→ **Required work**:
[1] In the nc-complex page, why doesn't the example have to create the compound type for complex numbers before defining the variable? Answer in one to three sentences.
[2] Continue the nc-complex page from its last line.

→ **Excerpt**:
•••••
Skip to content

PlasmaFAIR/nc-complex

Repository files navigation

nc-complex

nc-complex is a lightweight, drop-in extension for netCDF that handles reading and writing complex numbers. Currently there are C and C++ APIs, and it has been integrated into netcdf4-python. A Fortran API is also planned.

The nc-complex library understands most of the major existing conventions for storing complex numbers, including as a compound datatype or as a dimension of size two, and should work for any netCDF file format. See below for details of complex number conventions in netCDF.

Examples

nc-complex is implemented as a set of wrappers around the standard netCDF functions, that take care of abstracting over the actual storage convention for complex numbers being used. The wrappers have the same signatures as the functions they wrap, but are named pfnc_* (for PlasmaFAIR) instead of nc_*.

We can simply replace nc_def_var

In C, the only new function we strictly need is pfnc_get_double_complex_typeid, which creates a netCDF compound type representing complex numbers. If such a type already exists in the file, this is used instead of making a new one.

A stripped-down example using this:

nc_create(filename, NC_NETCDF4 | NC_CLOBBER, &ncid);
nc_def_dim(ncid, "x", len_x, &x_dim_id);

pfnc_def_var(ncid, "data_complex", PFNC_DOUBLE_COMPLEX, 1, dim_ids, &var_id);

nc_put_var(ncid, var_id, data);

pfnc_get_vara_double_complex(ncid, var_id, starts, NULL, data_out);

Here we've used pfnc_def_var to define the variable in the file, and used PFNC_DOUBLE_COMPLEX as the datatype. This takes care of ensuring there is a compound datatype already in the file.

That's it!
•••••
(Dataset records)
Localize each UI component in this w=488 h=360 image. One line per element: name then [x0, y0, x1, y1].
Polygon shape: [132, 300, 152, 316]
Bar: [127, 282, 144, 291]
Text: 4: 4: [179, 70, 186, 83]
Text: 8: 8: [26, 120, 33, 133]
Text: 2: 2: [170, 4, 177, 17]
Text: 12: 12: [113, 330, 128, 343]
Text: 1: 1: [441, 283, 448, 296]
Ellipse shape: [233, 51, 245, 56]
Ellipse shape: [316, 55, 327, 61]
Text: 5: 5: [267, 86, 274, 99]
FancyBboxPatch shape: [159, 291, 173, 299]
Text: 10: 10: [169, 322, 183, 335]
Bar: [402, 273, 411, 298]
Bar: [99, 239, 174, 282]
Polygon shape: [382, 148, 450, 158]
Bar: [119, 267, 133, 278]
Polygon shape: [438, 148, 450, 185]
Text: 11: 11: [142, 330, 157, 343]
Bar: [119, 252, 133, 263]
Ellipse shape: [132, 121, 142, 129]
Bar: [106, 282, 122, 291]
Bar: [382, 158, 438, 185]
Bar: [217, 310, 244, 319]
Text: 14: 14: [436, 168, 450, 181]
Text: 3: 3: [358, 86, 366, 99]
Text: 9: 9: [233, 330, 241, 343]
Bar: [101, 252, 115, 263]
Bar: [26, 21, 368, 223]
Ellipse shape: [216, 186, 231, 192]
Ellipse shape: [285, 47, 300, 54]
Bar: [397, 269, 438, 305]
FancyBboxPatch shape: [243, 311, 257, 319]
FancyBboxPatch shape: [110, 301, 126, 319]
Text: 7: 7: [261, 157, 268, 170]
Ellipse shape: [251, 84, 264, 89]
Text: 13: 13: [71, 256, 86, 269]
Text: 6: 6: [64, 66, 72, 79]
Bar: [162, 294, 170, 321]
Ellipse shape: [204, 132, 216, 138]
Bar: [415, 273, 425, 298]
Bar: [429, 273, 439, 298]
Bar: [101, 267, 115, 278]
•••••
→ **Exercise answers**:
[1] The variable is defined with pfnc_def_var and given PFNC_DOUBLE_COMPLEX as its datatype. That step itself makes sure a compound datatype is already in the file.

[2]
Well, almost. There are some subtleties when using certain file formats, like NETCDF3, which don't support user defined datatypes. In those cases, nc-complex will automatically fall back to using a complex dimension instead. It's also possible to explicitly request a complex dimension instead of a datatype by using PFNC_DOUBLE_COMPLEX_DIM with pfnc_def_var.

Complex dimensions require some careful handling, as the variable in your code will have different dimensions to the netCDF variable. nc-complex also automatically takes care of this too:

double_complex data[len_x];
size_t starts[1] = {0};
size_t counts[1] = {len_x};
pfnc_get_vara_double_complex(ncid, var_id, &starts, &counts, data)

Here, if the variable has a complex dimension, then using the traditional netCDF API would require starts and counts to be of length two -- however, nc-complex handles all this under the hood, and so the same snippet above will work the same, whichever convention is being used in the file.

C++

The C++ API inherits from the netcdf-cxx4 API and aims to be a completely drop-in replacement. Just #include our header and change the netCDF:: namespace to nc_complex:::

#include "nc_complex/nc_complex_cpp.h"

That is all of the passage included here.